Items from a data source
>> BEGIN

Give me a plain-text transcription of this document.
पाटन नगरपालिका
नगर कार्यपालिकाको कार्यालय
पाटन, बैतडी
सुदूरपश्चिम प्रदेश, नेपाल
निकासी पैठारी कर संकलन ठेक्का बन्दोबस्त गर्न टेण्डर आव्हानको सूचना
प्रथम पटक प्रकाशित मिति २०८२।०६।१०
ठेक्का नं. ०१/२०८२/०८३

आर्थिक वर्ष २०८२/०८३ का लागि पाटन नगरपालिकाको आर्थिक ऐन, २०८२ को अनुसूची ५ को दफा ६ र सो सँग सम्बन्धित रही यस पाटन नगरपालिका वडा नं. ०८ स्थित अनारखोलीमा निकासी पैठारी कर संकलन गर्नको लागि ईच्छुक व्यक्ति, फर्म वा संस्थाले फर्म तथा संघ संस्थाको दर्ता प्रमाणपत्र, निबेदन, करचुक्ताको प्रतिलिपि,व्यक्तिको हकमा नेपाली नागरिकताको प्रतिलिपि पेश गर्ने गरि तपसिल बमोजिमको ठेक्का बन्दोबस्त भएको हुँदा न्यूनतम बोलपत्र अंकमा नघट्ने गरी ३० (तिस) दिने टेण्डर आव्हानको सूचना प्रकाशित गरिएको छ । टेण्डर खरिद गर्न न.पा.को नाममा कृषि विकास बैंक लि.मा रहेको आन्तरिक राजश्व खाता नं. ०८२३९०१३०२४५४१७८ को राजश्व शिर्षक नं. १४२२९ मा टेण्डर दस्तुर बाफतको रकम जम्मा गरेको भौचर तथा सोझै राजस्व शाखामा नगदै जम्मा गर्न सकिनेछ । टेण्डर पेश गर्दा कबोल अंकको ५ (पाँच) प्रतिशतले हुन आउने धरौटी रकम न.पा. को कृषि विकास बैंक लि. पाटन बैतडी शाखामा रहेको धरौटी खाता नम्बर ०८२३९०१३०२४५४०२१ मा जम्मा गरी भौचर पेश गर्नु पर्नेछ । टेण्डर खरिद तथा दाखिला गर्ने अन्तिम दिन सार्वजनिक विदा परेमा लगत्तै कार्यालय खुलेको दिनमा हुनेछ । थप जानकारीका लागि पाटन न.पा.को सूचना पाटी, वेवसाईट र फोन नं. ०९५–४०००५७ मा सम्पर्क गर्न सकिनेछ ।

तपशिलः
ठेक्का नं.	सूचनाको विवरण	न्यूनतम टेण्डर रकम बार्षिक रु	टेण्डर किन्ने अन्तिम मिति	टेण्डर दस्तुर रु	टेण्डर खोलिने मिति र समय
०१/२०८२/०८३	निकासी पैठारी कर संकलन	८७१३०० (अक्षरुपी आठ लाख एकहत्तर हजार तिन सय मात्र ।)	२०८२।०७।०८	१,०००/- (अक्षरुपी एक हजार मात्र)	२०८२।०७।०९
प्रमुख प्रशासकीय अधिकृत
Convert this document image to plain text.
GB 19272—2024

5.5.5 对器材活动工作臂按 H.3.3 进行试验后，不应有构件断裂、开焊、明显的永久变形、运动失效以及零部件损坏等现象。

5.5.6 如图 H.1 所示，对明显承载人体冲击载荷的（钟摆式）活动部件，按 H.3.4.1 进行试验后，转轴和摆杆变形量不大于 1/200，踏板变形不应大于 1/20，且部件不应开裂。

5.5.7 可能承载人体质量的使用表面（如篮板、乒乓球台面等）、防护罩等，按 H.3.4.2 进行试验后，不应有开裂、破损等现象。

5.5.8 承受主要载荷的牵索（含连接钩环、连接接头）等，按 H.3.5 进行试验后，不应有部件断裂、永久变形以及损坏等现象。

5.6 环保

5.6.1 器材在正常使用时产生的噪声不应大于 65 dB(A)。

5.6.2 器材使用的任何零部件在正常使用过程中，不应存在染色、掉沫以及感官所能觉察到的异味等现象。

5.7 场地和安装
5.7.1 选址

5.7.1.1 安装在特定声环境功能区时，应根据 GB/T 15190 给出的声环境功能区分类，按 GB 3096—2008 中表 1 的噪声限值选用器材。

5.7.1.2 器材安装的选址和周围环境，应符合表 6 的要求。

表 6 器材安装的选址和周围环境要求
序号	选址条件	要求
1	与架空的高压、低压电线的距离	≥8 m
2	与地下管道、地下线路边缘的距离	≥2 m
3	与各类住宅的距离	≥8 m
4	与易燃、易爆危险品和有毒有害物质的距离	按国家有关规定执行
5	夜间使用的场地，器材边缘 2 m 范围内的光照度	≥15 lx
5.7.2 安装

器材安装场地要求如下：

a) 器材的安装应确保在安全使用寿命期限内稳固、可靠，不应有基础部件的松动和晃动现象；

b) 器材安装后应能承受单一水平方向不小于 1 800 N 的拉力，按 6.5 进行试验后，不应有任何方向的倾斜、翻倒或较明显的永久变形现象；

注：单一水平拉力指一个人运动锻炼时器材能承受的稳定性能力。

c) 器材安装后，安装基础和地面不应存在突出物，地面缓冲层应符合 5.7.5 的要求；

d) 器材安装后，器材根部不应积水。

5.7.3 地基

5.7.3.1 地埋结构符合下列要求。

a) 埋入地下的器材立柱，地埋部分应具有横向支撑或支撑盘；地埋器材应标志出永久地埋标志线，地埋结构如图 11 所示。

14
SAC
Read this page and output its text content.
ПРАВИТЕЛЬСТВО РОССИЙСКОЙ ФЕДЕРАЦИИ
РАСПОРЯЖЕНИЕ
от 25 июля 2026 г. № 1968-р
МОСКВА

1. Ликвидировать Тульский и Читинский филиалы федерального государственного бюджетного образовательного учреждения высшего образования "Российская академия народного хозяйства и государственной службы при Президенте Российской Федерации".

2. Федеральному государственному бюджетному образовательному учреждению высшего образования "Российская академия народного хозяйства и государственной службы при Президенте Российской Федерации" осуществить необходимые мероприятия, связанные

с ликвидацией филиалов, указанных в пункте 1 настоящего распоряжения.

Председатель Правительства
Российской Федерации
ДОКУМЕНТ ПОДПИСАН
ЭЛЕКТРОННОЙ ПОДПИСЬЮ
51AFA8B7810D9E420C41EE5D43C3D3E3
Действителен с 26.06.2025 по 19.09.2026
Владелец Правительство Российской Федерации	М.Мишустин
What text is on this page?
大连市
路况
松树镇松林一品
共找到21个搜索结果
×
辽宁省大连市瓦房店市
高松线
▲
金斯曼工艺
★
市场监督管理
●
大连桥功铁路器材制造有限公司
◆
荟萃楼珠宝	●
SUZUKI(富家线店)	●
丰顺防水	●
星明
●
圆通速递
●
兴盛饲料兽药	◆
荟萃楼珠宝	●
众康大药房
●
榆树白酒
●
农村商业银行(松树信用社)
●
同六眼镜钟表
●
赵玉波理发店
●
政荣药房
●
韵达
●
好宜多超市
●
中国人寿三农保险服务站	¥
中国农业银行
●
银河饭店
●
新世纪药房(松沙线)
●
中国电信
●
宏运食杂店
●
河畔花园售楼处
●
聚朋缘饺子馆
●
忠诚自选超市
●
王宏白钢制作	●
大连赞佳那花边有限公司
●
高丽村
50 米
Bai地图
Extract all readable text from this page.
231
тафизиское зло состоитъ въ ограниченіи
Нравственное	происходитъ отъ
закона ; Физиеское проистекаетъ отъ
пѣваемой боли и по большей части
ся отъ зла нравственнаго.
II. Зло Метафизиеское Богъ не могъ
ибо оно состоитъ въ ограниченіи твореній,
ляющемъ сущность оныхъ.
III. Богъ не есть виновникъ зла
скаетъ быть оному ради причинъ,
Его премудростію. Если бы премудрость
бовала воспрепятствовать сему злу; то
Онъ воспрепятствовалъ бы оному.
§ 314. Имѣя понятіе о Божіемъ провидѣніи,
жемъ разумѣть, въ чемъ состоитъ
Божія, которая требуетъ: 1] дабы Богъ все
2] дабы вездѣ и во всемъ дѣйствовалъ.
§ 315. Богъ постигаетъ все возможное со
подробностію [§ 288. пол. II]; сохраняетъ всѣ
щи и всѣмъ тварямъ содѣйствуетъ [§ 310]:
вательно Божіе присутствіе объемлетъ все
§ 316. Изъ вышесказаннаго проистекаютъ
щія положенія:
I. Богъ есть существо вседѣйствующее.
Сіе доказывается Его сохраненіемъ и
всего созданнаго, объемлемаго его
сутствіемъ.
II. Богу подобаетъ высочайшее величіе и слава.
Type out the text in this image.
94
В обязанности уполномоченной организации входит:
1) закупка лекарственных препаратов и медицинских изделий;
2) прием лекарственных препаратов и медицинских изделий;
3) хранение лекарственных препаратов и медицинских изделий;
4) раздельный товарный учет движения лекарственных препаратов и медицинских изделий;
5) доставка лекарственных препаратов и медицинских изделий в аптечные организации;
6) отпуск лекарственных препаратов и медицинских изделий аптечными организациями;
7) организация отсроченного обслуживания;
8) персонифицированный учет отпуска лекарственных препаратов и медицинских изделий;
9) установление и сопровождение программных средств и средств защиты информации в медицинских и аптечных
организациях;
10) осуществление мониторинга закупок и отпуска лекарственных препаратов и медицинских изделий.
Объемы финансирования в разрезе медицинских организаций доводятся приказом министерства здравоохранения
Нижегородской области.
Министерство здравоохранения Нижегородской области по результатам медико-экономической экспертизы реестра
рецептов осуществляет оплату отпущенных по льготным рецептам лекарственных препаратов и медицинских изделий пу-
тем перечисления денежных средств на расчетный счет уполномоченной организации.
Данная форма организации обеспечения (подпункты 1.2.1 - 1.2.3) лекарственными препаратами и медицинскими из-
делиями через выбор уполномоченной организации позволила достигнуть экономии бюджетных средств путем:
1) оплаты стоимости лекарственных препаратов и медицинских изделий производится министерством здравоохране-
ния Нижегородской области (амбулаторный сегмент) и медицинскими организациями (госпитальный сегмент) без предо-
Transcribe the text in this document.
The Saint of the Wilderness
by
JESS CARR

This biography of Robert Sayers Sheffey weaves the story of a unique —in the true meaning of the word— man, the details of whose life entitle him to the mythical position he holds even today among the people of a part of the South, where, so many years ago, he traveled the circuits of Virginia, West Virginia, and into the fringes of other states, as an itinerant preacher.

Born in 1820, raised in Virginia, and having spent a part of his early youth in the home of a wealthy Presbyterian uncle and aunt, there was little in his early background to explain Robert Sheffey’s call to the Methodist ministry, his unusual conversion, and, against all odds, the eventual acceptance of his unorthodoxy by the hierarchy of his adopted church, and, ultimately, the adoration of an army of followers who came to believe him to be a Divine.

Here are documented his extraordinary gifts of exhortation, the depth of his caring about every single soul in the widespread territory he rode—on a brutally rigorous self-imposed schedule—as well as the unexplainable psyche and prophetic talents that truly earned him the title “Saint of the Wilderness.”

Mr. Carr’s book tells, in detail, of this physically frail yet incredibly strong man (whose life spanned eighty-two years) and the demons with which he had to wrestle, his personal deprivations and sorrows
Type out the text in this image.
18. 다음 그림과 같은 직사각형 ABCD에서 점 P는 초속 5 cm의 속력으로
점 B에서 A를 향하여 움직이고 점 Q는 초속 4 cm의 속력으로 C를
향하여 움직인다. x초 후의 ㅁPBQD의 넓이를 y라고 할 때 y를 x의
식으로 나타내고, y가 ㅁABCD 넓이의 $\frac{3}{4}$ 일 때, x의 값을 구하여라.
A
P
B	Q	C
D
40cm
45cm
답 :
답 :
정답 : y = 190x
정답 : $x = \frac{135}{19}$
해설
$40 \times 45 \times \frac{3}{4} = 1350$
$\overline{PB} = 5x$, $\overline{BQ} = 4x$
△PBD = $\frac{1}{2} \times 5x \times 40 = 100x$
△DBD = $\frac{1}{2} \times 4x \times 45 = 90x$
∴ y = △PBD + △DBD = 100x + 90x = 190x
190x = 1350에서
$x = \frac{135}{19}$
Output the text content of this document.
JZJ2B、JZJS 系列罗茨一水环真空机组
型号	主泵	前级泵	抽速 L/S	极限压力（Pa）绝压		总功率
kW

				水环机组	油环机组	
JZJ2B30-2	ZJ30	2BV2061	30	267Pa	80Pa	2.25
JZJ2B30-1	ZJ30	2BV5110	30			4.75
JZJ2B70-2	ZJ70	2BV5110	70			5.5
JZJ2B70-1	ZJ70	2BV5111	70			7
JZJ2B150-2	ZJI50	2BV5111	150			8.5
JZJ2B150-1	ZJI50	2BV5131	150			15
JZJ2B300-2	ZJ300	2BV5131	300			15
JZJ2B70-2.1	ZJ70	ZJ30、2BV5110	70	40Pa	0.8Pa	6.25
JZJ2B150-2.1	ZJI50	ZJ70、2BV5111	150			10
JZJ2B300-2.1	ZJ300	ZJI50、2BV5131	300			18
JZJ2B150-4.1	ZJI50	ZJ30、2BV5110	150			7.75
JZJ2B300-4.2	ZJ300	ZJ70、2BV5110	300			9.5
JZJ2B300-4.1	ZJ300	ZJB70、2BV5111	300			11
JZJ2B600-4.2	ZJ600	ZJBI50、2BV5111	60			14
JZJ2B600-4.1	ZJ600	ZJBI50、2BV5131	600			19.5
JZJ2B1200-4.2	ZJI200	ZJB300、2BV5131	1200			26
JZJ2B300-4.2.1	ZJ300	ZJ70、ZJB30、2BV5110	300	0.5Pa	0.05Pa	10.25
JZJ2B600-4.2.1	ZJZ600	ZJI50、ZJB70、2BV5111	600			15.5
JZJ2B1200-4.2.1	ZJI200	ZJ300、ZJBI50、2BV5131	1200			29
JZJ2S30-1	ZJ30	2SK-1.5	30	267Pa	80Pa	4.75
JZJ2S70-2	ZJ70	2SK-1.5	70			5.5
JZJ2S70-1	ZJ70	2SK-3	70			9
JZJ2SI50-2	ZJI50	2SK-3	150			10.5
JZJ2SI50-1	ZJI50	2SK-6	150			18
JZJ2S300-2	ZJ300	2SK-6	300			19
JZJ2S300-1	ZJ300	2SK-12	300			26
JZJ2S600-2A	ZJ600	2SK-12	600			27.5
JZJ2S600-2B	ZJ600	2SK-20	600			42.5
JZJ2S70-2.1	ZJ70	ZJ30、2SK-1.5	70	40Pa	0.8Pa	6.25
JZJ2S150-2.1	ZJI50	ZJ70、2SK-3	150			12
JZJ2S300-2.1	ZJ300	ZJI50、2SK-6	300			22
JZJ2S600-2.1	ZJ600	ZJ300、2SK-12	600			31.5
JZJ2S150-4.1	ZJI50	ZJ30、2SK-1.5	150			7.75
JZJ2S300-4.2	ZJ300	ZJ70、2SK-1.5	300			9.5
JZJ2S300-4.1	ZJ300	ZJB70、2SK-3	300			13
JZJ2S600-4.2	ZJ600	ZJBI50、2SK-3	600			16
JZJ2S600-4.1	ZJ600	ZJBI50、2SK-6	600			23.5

>> END

- [What you should do] Looking at the data above, how many lines hold the word "состоитъ"? Respond with the number alone.

- [Task result] 3